§ **Dataset records**:
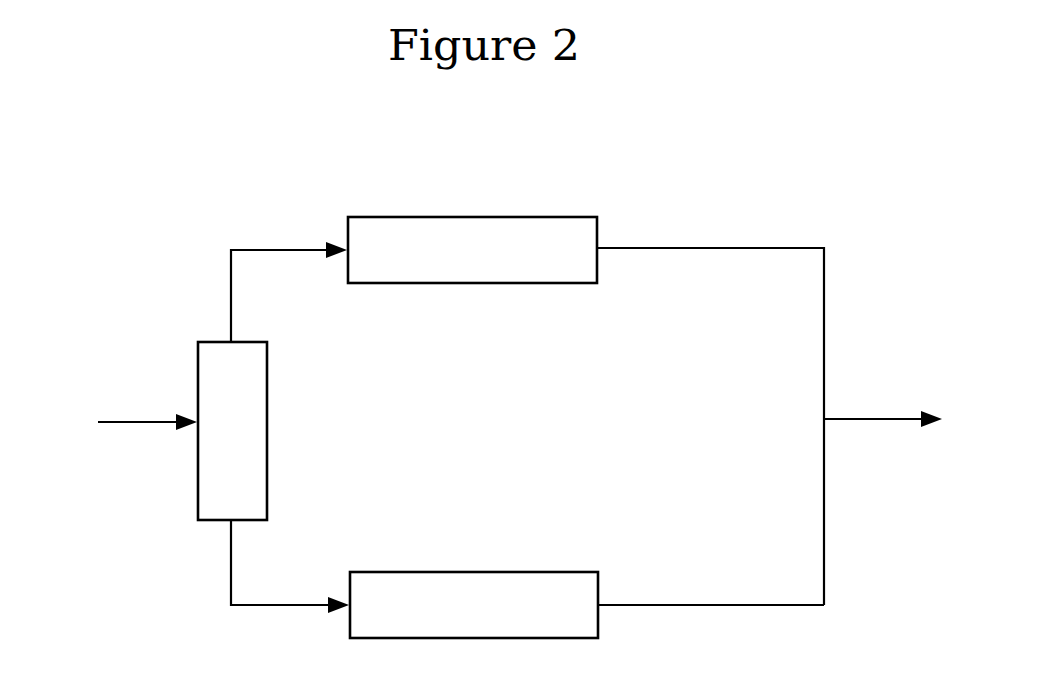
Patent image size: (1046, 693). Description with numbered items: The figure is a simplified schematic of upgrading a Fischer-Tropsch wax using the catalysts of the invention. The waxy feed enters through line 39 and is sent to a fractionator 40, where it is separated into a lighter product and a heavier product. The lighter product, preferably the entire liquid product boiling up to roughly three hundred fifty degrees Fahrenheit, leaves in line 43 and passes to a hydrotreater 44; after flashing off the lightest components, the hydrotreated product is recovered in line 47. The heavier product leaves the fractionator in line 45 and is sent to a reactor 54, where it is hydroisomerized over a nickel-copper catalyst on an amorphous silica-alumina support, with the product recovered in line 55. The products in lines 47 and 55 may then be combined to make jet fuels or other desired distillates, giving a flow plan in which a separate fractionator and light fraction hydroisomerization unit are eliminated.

The line 39 is at (132, 420).
The fractionator 40 is at (267, 380).
The line 43 is at (270, 249).
The hydrotreater 44 is at (415, 215).
The line 45 is at (267, 603).
The line 47 is at (625, 247).
The reactor 54 is at (402, 570).
The line 55 is at (635, 603).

§ **Task details**: Turn each line of the data above into a string in a JSON list, skipping blank lines and leaving the pictures out.

§ **The output**:
[
  "Patent image size: (1046, 693). Description with numbered items: The figure is a simplified schematic of upgrading a Fischer-Tropsch wax using the catalysts of the invention. The waxy feed enters through line 39 and is sent to a fractionator 40, where it is separated into a lighter product and a heavier product. The lighter product, preferably the entire liquid product boiling up to roughly three hundred fifty degrees Fahrenheit, leaves in line 43 and passes to a hydrotreater 44; after flashing off the lightest components, the hydrotreated product is recovered in line 47. The heavier product leaves the fractionator in line 45 and is sent to a reactor 54, where it is hydroisomerized over a nickel-copper catalyst on an amorphous silica-alumina support, with the product recovered in line 55. The products in lines 47 and 55 may then be combined to make jet fuels or other desired distillates, giving a flow plan in which a separate fractionator and light fraction hydroisomerization unit are eliminated.",
  "The line 39 is at (132, 420).",
  "The fractionator 40 is at (267, 380).",
  "The line 43 is at (270, 249).",
  "The hydrotreater 44 is at (415, 215).",
  "The line 45 is at (267, 603).",
  "The line 47 is at (625, 247).",
  "The reactor 54 is at (402, 570).",
  "The line 55 is at (635, 603)."
]